--- Begin PROVIDED ENTRIES ---
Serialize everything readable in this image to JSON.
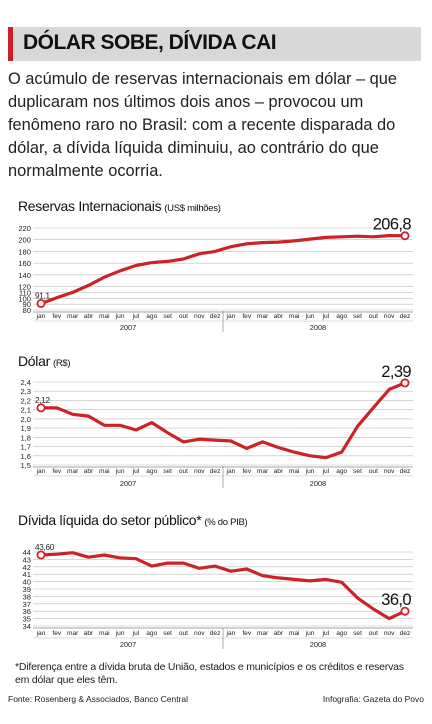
{
  "headline": "DÓLAR SOBE, DÍVIDA CAI",
  "lede": "O acúmulo de reservas internacionais em dólar – que duplicaram nos últimos dois anos – provocou um fenômeno raro no Brasil: com a recente disparada do dólar, a dívida líquida diminuiu, ao contrário do que normalmente ocorria.",
  "footnote": "*Diferença entre a dívida bruta de União, estados e municípios e os créditos e reservas em dólar que eles têm.",
  "source": "Fonte: Rosenberg & Associados, Banco Central",
  "infographic": "Infografia: Gazeta do Povo",
  "colors": {
    "line": "#cc2229",
    "accent_bar": "#cc1f27",
    "headline_bg": "#d8d8d8",
    "grid": "#bdbdbd",
    "marker_fill": "#ffffff"
  },
  "chart_data": [
    {
      "type": "line",
      "title": "Reservas Internacionais",
      "unit": "(US$ milhões)",
      "x": [
        "jan",
        "fev",
        "mar",
        "abr",
        "mai",
        "jun",
        "jul",
        "ago",
        "set",
        "out",
        "nov",
        "dez",
        "jan",
        "fev",
        "mar",
        "abr",
        "mai",
        "jun",
        "jul",
        "ago",
        "set",
        "out",
        "nov",
        "dez"
      ],
      "years": [
        "2007",
        "2008"
      ],
      "values": [
        91.1,
        101,
        110,
        122,
        136,
        147,
        156,
        161,
        163,
        167,
        176,
        180,
        188,
        193,
        195,
        196,
        198,
        201,
        204,
        205,
        206,
        205,
        207,
        206.8
      ],
      "yticks": [
        80,
        90,
        100,
        110,
        120,
        140,
        160,
        180,
        200,
        220
      ],
      "ylim": [
        80,
        220
      ],
      "start_label": "91,1",
      "end_label": "206,8",
      "grid": true
    },
    {
      "type": "line",
      "title": "Dólar",
      "unit": "(R$)",
      "x": [
        "jan",
        "fev",
        "mar",
        "abr",
        "mai",
        "jun",
        "jul",
        "ago",
        "set",
        "out",
        "nov",
        "dez",
        "jan",
        "fev",
        "mar",
        "abr",
        "mai",
        "jun",
        "jul",
        "ago",
        "set",
        "out",
        "nov",
        "dez"
      ],
      "years": [
        "2007",
        "2008"
      ],
      "values": [
        2.12,
        2.12,
        2.05,
        2.03,
        1.93,
        1.93,
        1.88,
        1.96,
        1.85,
        1.75,
        1.78,
        1.77,
        1.76,
        1.68,
        1.75,
        1.69,
        1.64,
        1.6,
        1.58,
        1.64,
        1.92,
        2.12,
        2.32,
        2.39
      ],
      "yticks": [
        1.5,
        1.6,
        1.7,
        1.8,
        1.9,
        2.0,
        2.1,
        2.2,
        2.3,
        2.4
      ],
      "ytick_labels": [
        "1,5",
        "1,6",
        "1,7",
        "1,8",
        "1,9",
        "2,0",
        "2,1",
        "2,2",
        "2,3",
        "2,4"
      ],
      "ylim": [
        1.5,
        2.4
      ],
      "start_label": "2,12",
      "end_label": "2,39",
      "grid": true
    },
    {
      "type": "line",
      "title": "Dívida líquida do setor público*",
      "unit": "(% do PIB)",
      "x": [
        "jan",
        "fev",
        "mar",
        "abr",
        "mai",
        "jun",
        "jul",
        "ago",
        "set",
        "out",
        "nov",
        "dez",
        "jan",
        "fev",
        "mar",
        "abr",
        "mai",
        "jun",
        "jul",
        "ago",
        "set",
        "out",
        "nov",
        "dez"
      ],
      "years": [
        "2007",
        "2008"
      ],
      "values": [
        43.6,
        43.7,
        43.9,
        43.3,
        43.6,
        43.2,
        43.1,
        42.1,
        42.5,
        42.5,
        41.8,
        42.1,
        41.4,
        41.7,
        40.8,
        40.5,
        40.3,
        40.1,
        40.3,
        39.9,
        37.8,
        36.3,
        35.0,
        36.0
      ],
      "yticks": [
        34,
        35,
        36,
        37,
        38,
        39,
        40,
        41,
        42,
        43,
        44
      ],
      "ylim": [
        34,
        44
      ],
      "start_label": "43,60",
      "end_label": "36,0",
      "grid": true
    }
  ]
}
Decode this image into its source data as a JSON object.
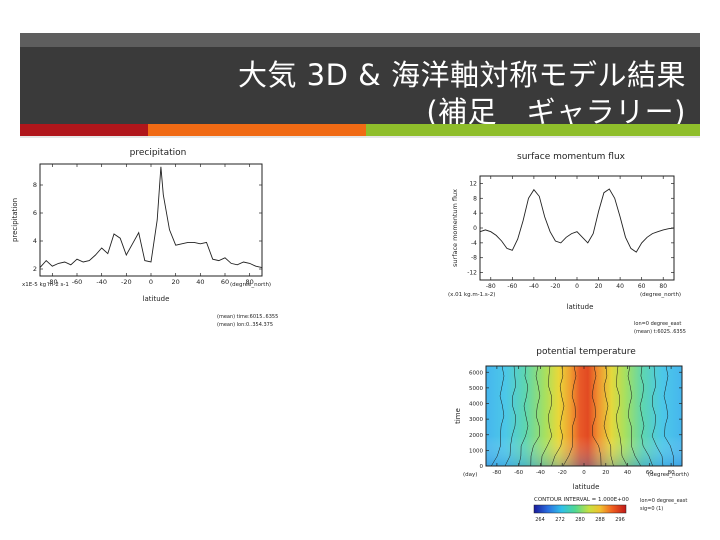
{
  "slide": {
    "title_line1": "大気 3D & 海洋軸対称モデル結果",
    "title_line2": "(補足　ギャラリー)"
  },
  "colors": {
    "title_band": "#3a3a3a",
    "accent_red": "#b0161b",
    "accent_orange": "#f06a14",
    "accent_green": "#8fbe2b"
  },
  "chart_data": [
    {
      "type": "line",
      "title": "precipitation",
      "xlabel": "latitude",
      "ylabel": "precipitation",
      "unit_note": "x1E-5 kg m-2 s-1",
      "axis_unit": "(degree_north)",
      "xlim": [
        -90,
        90
      ],
      "ylim": [
        1.5,
        9.5
      ],
      "xticks": [
        -80,
        -60,
        -40,
        -20,
        0,
        20,
        40,
        60,
        80
      ],
      "yticks": [
        2,
        4,
        6,
        8
      ],
      "x": [
        -90,
        -85,
        -80,
        -75,
        -70,
        -65,
        -60,
        -55,
        -50,
        -45,
        -40,
        -35,
        -30,
        -25,
        -20,
        -15,
        -10,
        -5,
        0,
        5,
        8,
        10,
        15,
        20,
        25,
        30,
        35,
        40,
        45,
        50,
        55,
        60,
        65,
        70,
        75,
        80,
        85,
        90
      ],
      "values": [
        2.1,
        2.6,
        2.2,
        2.4,
        2.5,
        2.3,
        2.7,
        2.5,
        2.6,
        3.0,
        3.5,
        3.1,
        4.5,
        4.2,
        3.0,
        3.8,
        4.6,
        2.6,
        2.5,
        5.5,
        9.3,
        7.3,
        4.8,
        3.7,
        3.8,
        3.9,
        3.9,
        3.8,
        3.9,
        2.7,
        2.6,
        2.8,
        2.4,
        2.3,
        2.5,
        2.4,
        2.2,
        2.1
      ],
      "footnotes": [
        "(mean) time:6015..6355",
        "(mean) lon:0..354.375"
      ]
    },
    {
      "type": "line",
      "title": "surface momentum flux",
      "xlabel": "latitude",
      "ylabel": "surface momentum flux",
      "unit_note": "(x.01 kg.m-1.s-2)",
      "axis_unit": "(degree_north)",
      "xlim": [
        -90,
        90
      ],
      "ylim": [
        -14,
        14
      ],
      "xticks": [
        -80,
        -60,
        -40,
        -20,
        0,
        20,
        40,
        60,
        80
      ],
      "yticks": [
        -12,
        -8,
        -4,
        0,
        4,
        8,
        12
      ],
      "x": [
        -90,
        -85,
        -80,
        -75,
        -70,
        -65,
        -60,
        -55,
        -50,
        -45,
        -40,
        -35,
        -30,
        -25,
        -20,
        -15,
        -10,
        -5,
        0,
        5,
        10,
        15,
        20,
        25,
        30,
        35,
        40,
        45,
        50,
        55,
        60,
        65,
        70,
        75,
        80,
        85,
        90
      ],
      "values": [
        -1.0,
        -0.5,
        -1.0,
        -2.0,
        -3.5,
        -5.5,
        -6.0,
        -3.0,
        2.0,
        8.0,
        10.3,
        8.5,
        3.0,
        -1.0,
        -3.5,
        -4.0,
        -2.5,
        -1.5,
        -1.0,
        -2.5,
        -4.0,
        -1.5,
        4.5,
        9.5,
        10.5,
        8.0,
        3.0,
        -2.5,
        -5.5,
        -6.5,
        -4.0,
        -2.5,
        -1.5,
        -1.0,
        -0.5,
        -0.2,
        0.0
      ],
      "footnotes": [
        "lon=0 degree_east",
        "(mean) t:6025..6355"
      ]
    },
    {
      "type": "heatmap",
      "title": "potential temperature",
      "xlabel": "latitude",
      "ylabel": "time",
      "x_unit": "(degree_north)",
      "y_unit": "(day)",
      "xlim": [
        -90,
        90
      ],
      "ylim": [
        0,
        6400
      ],
      "xticks": [
        -80,
        -60,
        -40,
        -20,
        0,
        20,
        40,
        60,
        80
      ],
      "yticks": [
        0,
        1000,
        2000,
        3000,
        4000,
        5000,
        6000
      ],
      "contour_interval_label": "CONTOUR INTERVAL = 1.000E+00",
      "colorbar_ticks": [
        "264",
        "272",
        "280",
        "288",
        "296"
      ],
      "colorbar_range": [
        264,
        300
      ],
      "footnotes": [
        "lon=0 degree_east",
        "sig=0 (1)"
      ]
    }
  ]
}
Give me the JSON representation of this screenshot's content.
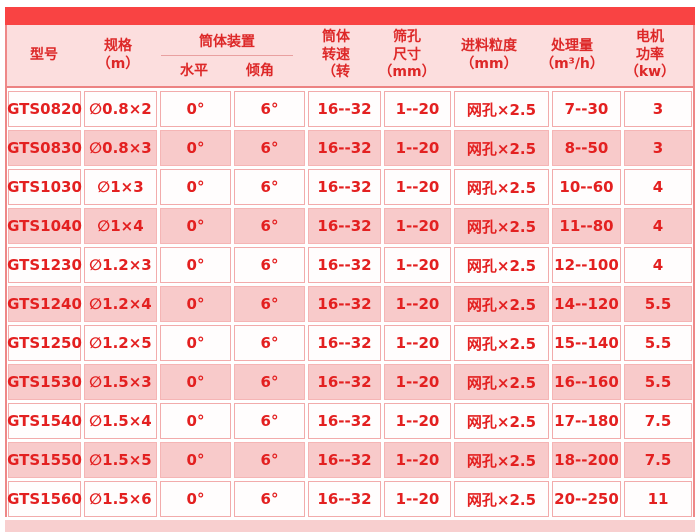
{
  "colors": {
    "top_bar": "#f94343",
    "header_bg": "#fcdede",
    "row_pink": "#f8caca",
    "row_white": "#fffdfd",
    "text_red": "#e32020",
    "cell_border": "#f2abab"
  },
  "chart_data": {
    "type": "table",
    "title": "",
    "header": {
      "model": "型号",
      "spec": "规格\n（m）",
      "drum_group": "筒体装置",
      "drum_sub": [
        "水平",
        "倾角"
      ],
      "speed": "筒体\n转速\n（转",
      "hole": "筛孔\n尺寸\n（mm）",
      "feed": "进料粒度\n（mm）",
      "capacity": "处理量\n（m³/h）",
      "power": "电机\n功率\n（kw）"
    },
    "rows": [
      [
        "GTS0820",
        "∅0.8×2",
        "0°",
        "6°",
        "16--32",
        "1--20",
        "网孔×2.5",
        "7--30",
        "3"
      ],
      [
        "GTS0830",
        "∅0.8×3",
        "0°",
        "6°",
        "16--32",
        "1--20",
        "网孔×2.5",
        "8--50",
        "3"
      ],
      [
        "GTS1030",
        "∅1×3",
        "0°",
        "6°",
        "16--32",
        "1--20",
        "网孔×2.5",
        "10--60",
        "4"
      ],
      [
        "GTS1040",
        "∅1×4",
        "0°",
        "6°",
        "16--32",
        "1--20",
        "网孔×2.5",
        "11--80",
        "4"
      ],
      [
        "GTS1230",
        "∅1.2×3",
        "0°",
        "6°",
        "16--32",
        "1--20",
        "网孔×2.5",
        "12--100",
        "4"
      ],
      [
        "GTS1240",
        "∅1.2×4",
        "0°",
        "6°",
        "16--32",
        "1--20",
        "网孔×2.5",
        "14--120",
        "5.5"
      ],
      [
        "GTS1250",
        "∅1.2×5",
        "0°",
        "6°",
        "16--32",
        "1--20",
        "网孔×2.5",
        "15--140",
        "5.5"
      ],
      [
        "GTS1530",
        "∅1.5×3",
        "0°",
        "6°",
        "16--32",
        "1--20",
        "网孔×2.5",
        "16--160",
        "5.5"
      ],
      [
        "GTS1540",
        "∅1.5×4",
        "0°",
        "6°",
        "16--32",
        "1--20",
        "网孔×2.5",
        "17--180",
        "7.5"
      ],
      [
        "GTS1550",
        "∅1.5×5",
        "0°",
        "6°",
        "16--32",
        "1--20",
        "网孔×2.5",
        "18--200",
        "7.5"
      ],
      [
        "GTS1560",
        "∅1.5×6",
        "0°",
        "6°",
        "16--32",
        "1--20",
        "网孔×2.5",
        "20--250",
        "11"
      ]
    ]
  }
}
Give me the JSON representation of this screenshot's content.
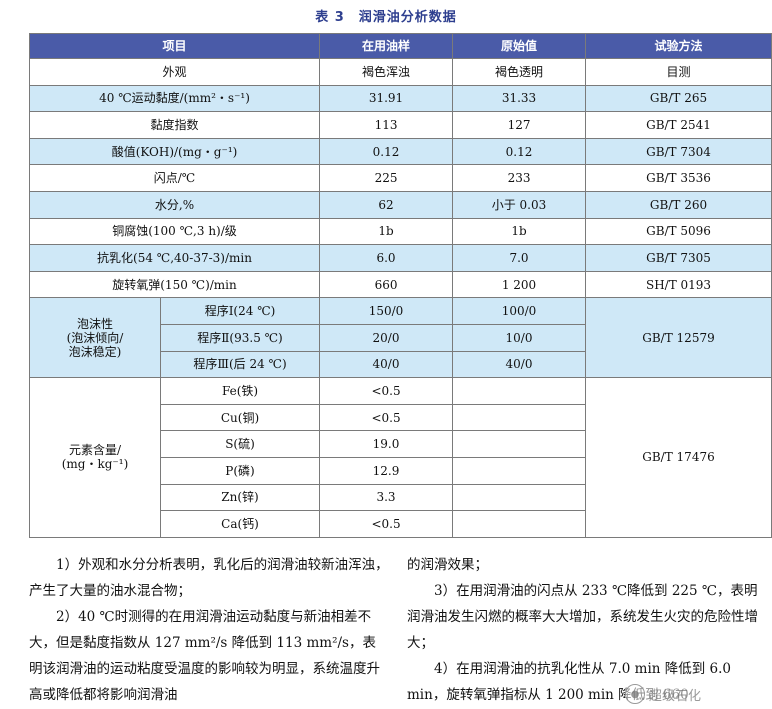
{
  "caption": "表 3　润滑油分析数据",
  "header": [
    "项目",
    "在用油样",
    "原始值",
    "试验方法"
  ],
  "rows": [
    {
      "item": "外观",
      "used": "褐色浑浊",
      "orig": "褐色透明",
      "method": "目测"
    },
    {
      "item": "40 ℃运动黏度/(mm²・s⁻¹)",
      "used": "31.91",
      "orig": "31.33",
      "method": "GB/T 265"
    },
    {
      "item": "黏度指数",
      "used": "113",
      "orig": "127",
      "method": "GB/T 2541"
    },
    {
      "item": "酸值(KOH)/(mg・g⁻¹)",
      "used": "0.12",
      "orig": "0.12",
      "method": "GB/T 7304"
    },
    {
      "item": "闪点/℃",
      "used": "225",
      "orig": "233",
      "method": "GB/T 3536"
    },
    {
      "item": "水分,%",
      "used": "62",
      "orig": "小于 0.03",
      "method": "GB/T 260"
    },
    {
      "item": "铜腐蚀(100 ℃,3 h)/级",
      "used": "1b",
      "orig": "1b",
      "method": "GB/T 5096"
    },
    {
      "item": "抗乳化(54 ℃,40-37-3)/min",
      "used": "6.0",
      "orig": "7.0",
      "method": "GB/T 7305"
    },
    {
      "item": "旋转氧弹(150 ℃)/min",
      "used": "660",
      "orig": "1 200",
      "method": "SH/T 0193"
    }
  ],
  "foam": {
    "label_lines": [
      "泡沫性",
      "(泡沫倾向/",
      "泡沫稳定)"
    ],
    "method": "GB/T 12579",
    "rows": [
      {
        "sub": "程序Ⅰ(24 ℃)",
        "used": "150/0",
        "orig": "100/0"
      },
      {
        "sub": "程序Ⅱ(93.5 ℃)",
        "used": "20/0",
        "orig": "10/0"
      },
      {
        "sub": "程序Ⅲ(后 24 ℃)",
        "used": "40/0",
        "orig": "40/0"
      }
    ]
  },
  "elements": {
    "label_lines": [
      "元素含量/",
      "(mg・kg⁻¹)"
    ],
    "method": "GB/T 17476",
    "rows": [
      {
        "sub": "Fe(铁)",
        "used": "<0.5",
        "orig": ""
      },
      {
        "sub": "Cu(铜)",
        "used": "<0.5",
        "orig": ""
      },
      {
        "sub": "S(硫)",
        "used": "19.0",
        "orig": ""
      },
      {
        "sub": "P(磷)",
        "used": "12.9",
        "orig": ""
      },
      {
        "sub": "Zn(锌)",
        "used": "3.3",
        "orig": ""
      },
      {
        "sub": "Ca(钙)",
        "used": "<0.5",
        "orig": ""
      }
    ]
  },
  "text": {
    "left": [
      "1）外观和水分分析表明，乳化后的润滑油较新油浑浊，产生了大量的油水混合物；",
      "2）40 ℃时测得的在用润滑油运动黏度与新油相差不大，但是黏度指数从 127 mm²/s 降低到 113 mm²/s，表明该润滑油的运动粘度受温度的影响较为明显，系统温度升高或降低都将影响润滑油"
    ],
    "right": [
      "的润滑效果；",
      "3）在用润滑油的闪点从 233 ℃降低到 225 ℃，表明润滑油发生闪燃的概率大大增加，系统发生火灾的危险性增大；",
      "4）在用润滑油的抗乳化性从 7.0 min 降低到 6.0 min，旋转氧弹指标从 1 200 min 降低到 660"
    ]
  },
  "watermark": {
    "text": "超级石化",
    "icon": "wechat-icon"
  }
}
--- End PROVIDED ENTRIES ---
### WORK TO DO:
Which lines contain "flux"? Copy each of them out.

### RESPONSE TO THIS TASK:
      "title": "surface momentum flux",
      "ylabel": "surface momentum flux",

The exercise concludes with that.